Look through the data for the string "JSON". Copy every line where it is found.
* Begin DATA FOR THIS TASK *
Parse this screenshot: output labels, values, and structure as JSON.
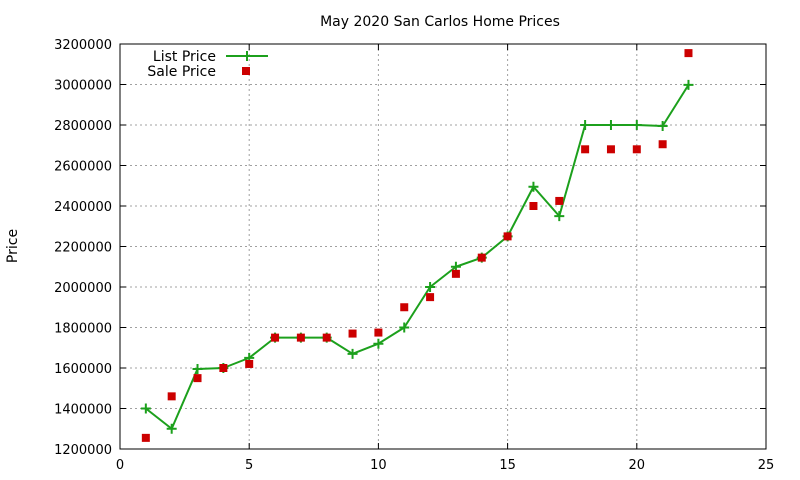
{
  "chart_data": {
    "type": "line",
    "title": "May 2020 San Carlos Home Prices",
    "xlabel": "",
    "ylabel": "Price",
    "xlim": [
      0,
      25
    ],
    "ylim": [
      1200000,
      3200000
    ],
    "xticks": [
      "0",
      "5",
      "10",
      "15",
      "20",
      "25"
    ],
    "yticks": [
      "1200000",
      "1400000",
      "1600000",
      "1800000",
      "2000000",
      "2200000",
      "2400000",
      "2600000",
      "2800000",
      "3000000",
      "3200000"
    ],
    "grid": true,
    "legend_position": "top-left",
    "series": [
      {
        "name": "List Price",
        "style": "line-with-plus-markers",
        "color": "#1ca01c",
        "x": [
          1,
          2,
          3,
          4,
          5,
          6,
          7,
          8,
          9,
          10,
          11,
          12,
          13,
          14,
          15,
          16,
          17,
          18,
          19,
          20,
          21,
          22
        ],
        "y": [
          1400000,
          1300000,
          1595000,
          1600000,
          1650000,
          1750000,
          1750000,
          1750000,
          1670000,
          1720000,
          1800000,
          2000000,
          2100000,
          2145000,
          2250000,
          2495000,
          2350000,
          2800000,
          2800000,
          2800000,
          2795000,
          2998000
        ]
      },
      {
        "name": "Sale Price",
        "style": "square-markers",
        "color": "#cc0000",
        "x": [
          1,
          2,
          3,
          4,
          5,
          6,
          7,
          8,
          9,
          10,
          11,
          12,
          13,
          14,
          15,
          16,
          17,
          18,
          19,
          20,
          21,
          22
        ],
        "y": [
          1255000,
          1460000,
          1550000,
          1600000,
          1620000,
          1750000,
          1750000,
          1750000,
          1770000,
          1775000,
          1900000,
          1950000,
          2065000,
          2145000,
          2250000,
          2400000,
          2425000,
          2680000,
          2680000,
          2680000,
          2705000,
          3155000
        ]
      }
    ]
  }
}
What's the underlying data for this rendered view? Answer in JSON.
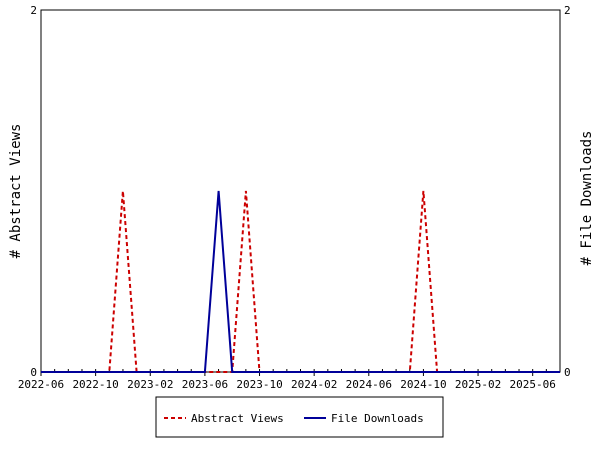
{
  "chart_data": {
    "type": "line",
    "title": "",
    "y_left_label": "# Abstract Views",
    "y_right_label": "# File Downloads",
    "x_range": [
      "2022-06",
      "2025-08"
    ],
    "y_left_range": [
      0,
      2
    ],
    "y_right_range": [
      0,
      2
    ],
    "y_left_ticks": [
      "0",
      "2"
    ],
    "y_right_ticks": [
      "0",
      "2"
    ],
    "x_tick_labels": [
      "2022-06",
      "2022-10",
      "2023-02",
      "2023-06",
      "2023-10",
      "2024-02",
      "2024-06",
      "2024-10",
      "2025-02",
      "2025-06"
    ],
    "grid": false,
    "legend_position": "bottom",
    "series": [
      {
        "name": "Abstract Views",
        "axis": "left",
        "style": "dashed",
        "color": "#cc0000",
        "points": [
          [
            "2022-06",
            0
          ],
          [
            "2022-11",
            0
          ],
          [
            "2022-12",
            1
          ],
          [
            "2023-01",
            0
          ],
          [
            "2023-08",
            0
          ],
          [
            "2023-09",
            1
          ],
          [
            "2023-10",
            0
          ],
          [
            "2024-09",
            0
          ],
          [
            "2024-10",
            1
          ],
          [
            "2024-11",
            0
          ],
          [
            "2025-08",
            0
          ]
        ]
      },
      {
        "name": "File Downloads",
        "axis": "right",
        "style": "solid",
        "color": "#000099",
        "points": [
          [
            "2022-06",
            0
          ],
          [
            "2023-06",
            0
          ],
          [
            "2023-07",
            1
          ],
          [
            "2023-08",
            0
          ],
          [
            "2025-08",
            0
          ]
        ]
      }
    ]
  }
}
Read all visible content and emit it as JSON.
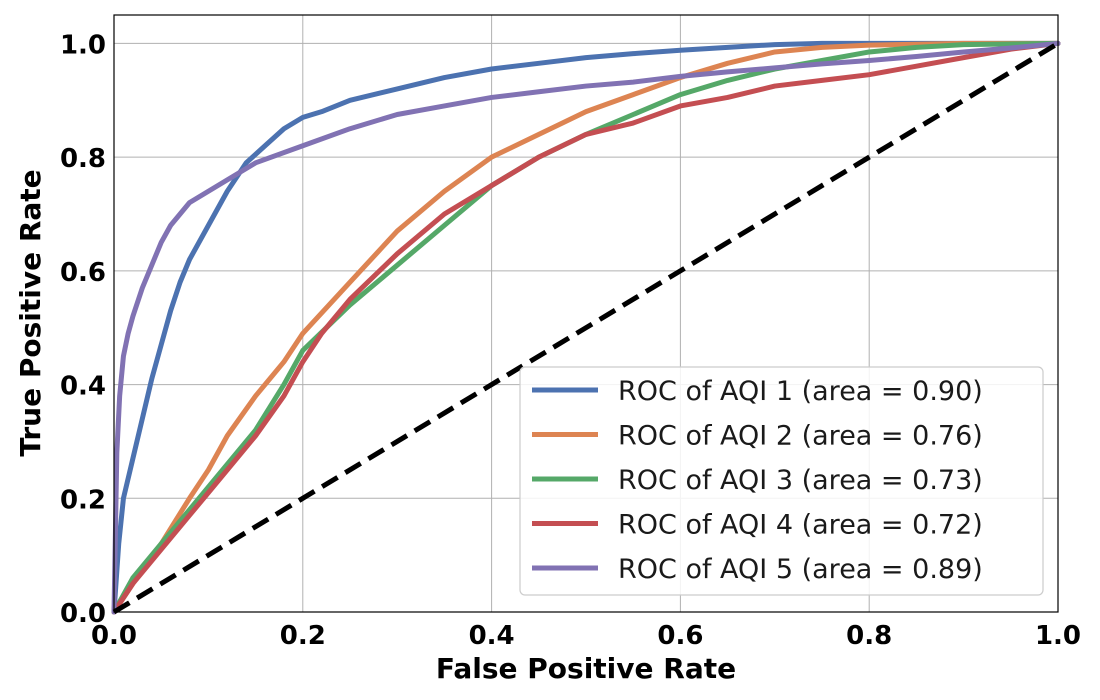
{
  "chart_data": {
    "type": "line",
    "title": "",
    "xlabel": "False Positive Rate",
    "ylabel": "True Positive Rate",
    "xlim": [
      0.0,
      1.0
    ],
    "ylim": [
      0.0,
      1.05
    ],
    "xticks": [
      "0.0",
      "0.2",
      "0.4",
      "0.6",
      "0.8",
      "1.0"
    ],
    "yticks": [
      "0.0",
      "0.2",
      "0.4",
      "0.6",
      "0.8",
      "1.0"
    ],
    "grid": true,
    "legend_position": "lower-right",
    "series": [
      {
        "name": "ROC of AQI 1 (area = 0.90)",
        "color": "#4c72b0",
        "x": [
          0.0,
          0.005,
          0.01,
          0.02,
          0.03,
          0.04,
          0.05,
          0.06,
          0.07,
          0.08,
          0.1,
          0.12,
          0.14,
          0.16,
          0.18,
          0.2,
          0.22,
          0.25,
          0.3,
          0.35,
          0.4,
          0.45,
          0.5,
          0.55,
          0.6,
          0.65,
          0.7,
          0.75,
          0.8,
          0.9,
          1.0
        ],
        "y": [
          0.0,
          0.12,
          0.2,
          0.27,
          0.34,
          0.41,
          0.47,
          0.53,
          0.58,
          0.62,
          0.68,
          0.74,
          0.79,
          0.82,
          0.85,
          0.87,
          0.88,
          0.9,
          0.92,
          0.94,
          0.955,
          0.965,
          0.975,
          0.982,
          0.988,
          0.993,
          0.998,
          1.0,
          1.0,
          1.0,
          1.0
        ]
      },
      {
        "name": "ROC of AQI 2 (area = 0.76)",
        "color": "#dd8452",
        "x": [
          0.0,
          0.02,
          0.05,
          0.08,
          0.1,
          0.12,
          0.15,
          0.18,
          0.2,
          0.25,
          0.3,
          0.35,
          0.4,
          0.45,
          0.5,
          0.55,
          0.6,
          0.65,
          0.7,
          0.75,
          0.8,
          0.9,
          1.0
        ],
        "y": [
          0.0,
          0.05,
          0.12,
          0.2,
          0.25,
          0.31,
          0.38,
          0.44,
          0.49,
          0.58,
          0.67,
          0.74,
          0.8,
          0.84,
          0.88,
          0.91,
          0.94,
          0.965,
          0.985,
          0.993,
          0.997,
          1.0,
          1.0
        ]
      },
      {
        "name": "ROC of AQI 3 (area = 0.73)",
        "color": "#55a868",
        "x": [
          0.0,
          0.02,
          0.05,
          0.08,
          0.1,
          0.12,
          0.15,
          0.18,
          0.2,
          0.25,
          0.3,
          0.35,
          0.4,
          0.45,
          0.5,
          0.55,
          0.6,
          0.65,
          0.7,
          0.75,
          0.8,
          0.85,
          0.9,
          1.0
        ],
        "y": [
          0.0,
          0.06,
          0.12,
          0.18,
          0.22,
          0.26,
          0.32,
          0.4,
          0.46,
          0.54,
          0.61,
          0.68,
          0.75,
          0.8,
          0.84,
          0.875,
          0.91,
          0.935,
          0.955,
          0.97,
          0.985,
          0.993,
          0.998,
          1.0
        ]
      },
      {
        "name": "ROC of AQI 4 (area = 0.72)",
        "color": "#c44e52",
        "x": [
          0.0,
          0.02,
          0.05,
          0.08,
          0.1,
          0.12,
          0.15,
          0.18,
          0.2,
          0.22,
          0.25,
          0.3,
          0.35,
          0.4,
          0.45,
          0.5,
          0.55,
          0.6,
          0.65,
          0.7,
          0.75,
          0.8,
          0.85,
          0.9,
          0.95,
          1.0
        ],
        "y": [
          0.0,
          0.05,
          0.11,
          0.17,
          0.21,
          0.25,
          0.31,
          0.38,
          0.44,
          0.49,
          0.55,
          0.63,
          0.7,
          0.75,
          0.8,
          0.84,
          0.86,
          0.89,
          0.905,
          0.925,
          0.935,
          0.945,
          0.96,
          0.975,
          0.99,
          1.0
        ]
      },
      {
        "name": "ROC of AQI 5 (area = 0.89)",
        "color": "#8172b3",
        "x": [
          0.0,
          0.003,
          0.006,
          0.01,
          0.015,
          0.02,
          0.03,
          0.04,
          0.05,
          0.06,
          0.07,
          0.08,
          0.1,
          0.12,
          0.15,
          0.2,
          0.25,
          0.3,
          0.35,
          0.4,
          0.45,
          0.5,
          0.55,
          0.6,
          0.65,
          0.7,
          0.75,
          0.8,
          0.85,
          0.9,
          0.95,
          1.0
        ],
        "y": [
          0.0,
          0.28,
          0.38,
          0.45,
          0.49,
          0.52,
          0.57,
          0.61,
          0.65,
          0.68,
          0.7,
          0.72,
          0.74,
          0.76,
          0.79,
          0.82,
          0.85,
          0.875,
          0.89,
          0.905,
          0.915,
          0.925,
          0.932,
          0.942,
          0.95,
          0.957,
          0.964,
          0.97,
          0.977,
          0.985,
          0.992,
          1.0
        ]
      }
    ],
    "reference_line": {
      "style": "dashed",
      "color": "#000000",
      "x": [
        0.0,
        1.0
      ],
      "y": [
        0.0,
        1.0
      ]
    }
  }
}
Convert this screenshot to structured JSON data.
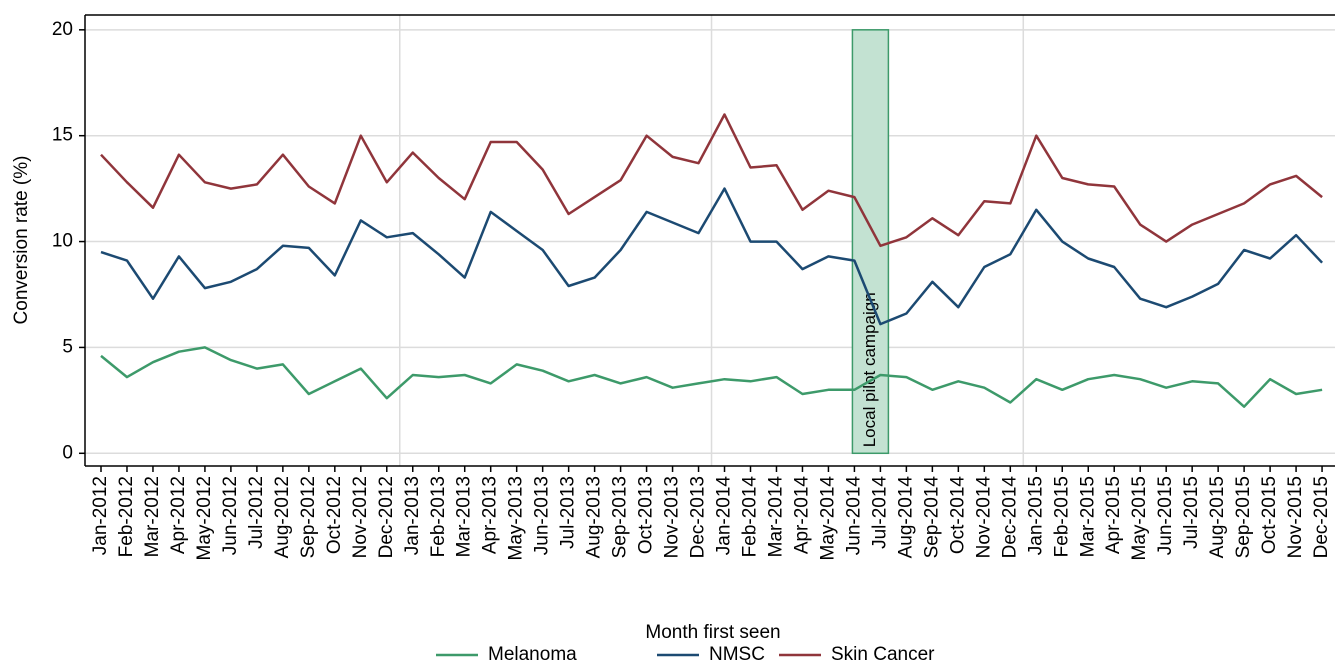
{
  "chart_data": {
    "type": "line",
    "x_label": "Month first seen",
    "y_label": "Conversion rate (%)",
    "categories": [
      "Jan-2012",
      "Feb-2012",
      "Mar-2012",
      "Apr-2012",
      "May-2012",
      "Jun-2012",
      "Jul-2012",
      "Aug-2012",
      "Sep-2012",
      "Oct-2012",
      "Nov-2012",
      "Dec-2012",
      "Jan-2013",
      "Feb-2013",
      "Mar-2013",
      "Apr-2013",
      "May-2013",
      "Jun-2013",
      "Jul-2013",
      "Aug-2013",
      "Sep-2013",
      "Oct-2013",
      "Nov-2013",
      "Dec-2013",
      "Jan-2014",
      "Feb-2014",
      "Mar-2014",
      "Apr-2014",
      "May-2014",
      "Jun-2014",
      "Jul-2014",
      "Aug-2014",
      "Sep-2014",
      "Oct-2014",
      "Nov-2014",
      "Dec-2014",
      "Jan-2015",
      "Feb-2015",
      "Mar-2015",
      "Apr-2015",
      "May-2015",
      "Jun-2015",
      "Jul-2015",
      "Aug-2015",
      "Sep-2015",
      "Oct-2015",
      "Nov-2015",
      "Dec-2015"
    ],
    "series": [
      {
        "name": "Melanoma",
        "color": "#3d9a6a",
        "values": [
          4.6,
          3.6,
          4.3,
          4.8,
          5.0,
          4.4,
          4.0,
          4.2,
          2.8,
          3.4,
          4.0,
          2.6,
          3.7,
          3.6,
          3.7,
          3.3,
          4.2,
          3.9,
          3.4,
          3.7,
          3.3,
          3.6,
          3.1,
          3.3,
          3.5,
          3.4,
          3.6,
          2.8,
          3.0,
          3.0,
          3.7,
          3.6,
          3.0,
          3.4,
          3.1,
          2.4,
          3.5,
          3.0,
          3.5,
          3.7,
          3.5,
          3.1,
          3.4,
          3.3,
          2.2,
          3.5,
          2.8,
          3.0
        ]
      },
      {
        "name": "NMSC",
        "color": "#1c4a72",
        "values": [
          9.5,
          9.1,
          7.3,
          9.3,
          7.8,
          8.1,
          8.7,
          9.8,
          9.7,
          8.4,
          11.0,
          10.2,
          10.4,
          9.4,
          8.3,
          11.4,
          10.5,
          9.6,
          7.9,
          8.3,
          9.6,
          11.4,
          10.9,
          10.4,
          12.5,
          10.0,
          10.0,
          8.7,
          9.3,
          9.1,
          6.1,
          6.6,
          8.1,
          6.9,
          8.8,
          9.4,
          11.5,
          10.0,
          9.2,
          8.8,
          7.3,
          6.9,
          7.4,
          8.0,
          9.6,
          9.2,
          10.3,
          9.0
        ]
      },
      {
        "name": "Skin Cancer",
        "color": "#90353b",
        "values": [
          14.1,
          12.8,
          11.6,
          14.1,
          12.8,
          12.5,
          12.7,
          14.1,
          12.6,
          11.8,
          15.0,
          12.8,
          14.2,
          13.0,
          12.0,
          14.7,
          14.7,
          13.4,
          11.3,
          12.1,
          12.9,
          15.0,
          14.0,
          13.7,
          16.0,
          13.5,
          13.6,
          11.5,
          12.4,
          12.1,
          9.8,
          10.2,
          11.1,
          10.3,
          11.9,
          11.8,
          15.0,
          13.0,
          12.7,
          12.6,
          10.8,
          10.0,
          10.8,
          11.3,
          11.8,
          12.7,
          13.1,
          12.1
        ]
      }
    ],
    "annotation": {
      "text": "Local pilot campaign",
      "x_start": "Jun-2014",
      "x_end": "Jul-2014",
      "y_range": [
        0,
        20
      ],
      "color": "#c3e2d2",
      "edge_color": "#3d9a6a"
    },
    "ylim": [
      -0.6,
      20.7
    ],
    "yticks": [
      0,
      5,
      10,
      15,
      20
    ],
    "grid": true,
    "legend": "bottom"
  }
}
* End DATA FOR THIS TASK *
• EXERCISE OUTPUT:
Parse this screenshot: output labels, values, and structure as JSON.
What's the underlying data for this rendered view? Answer in JSON.
Read all visible content and emit it as JSON.
Convert this screenshot to structured JSON data.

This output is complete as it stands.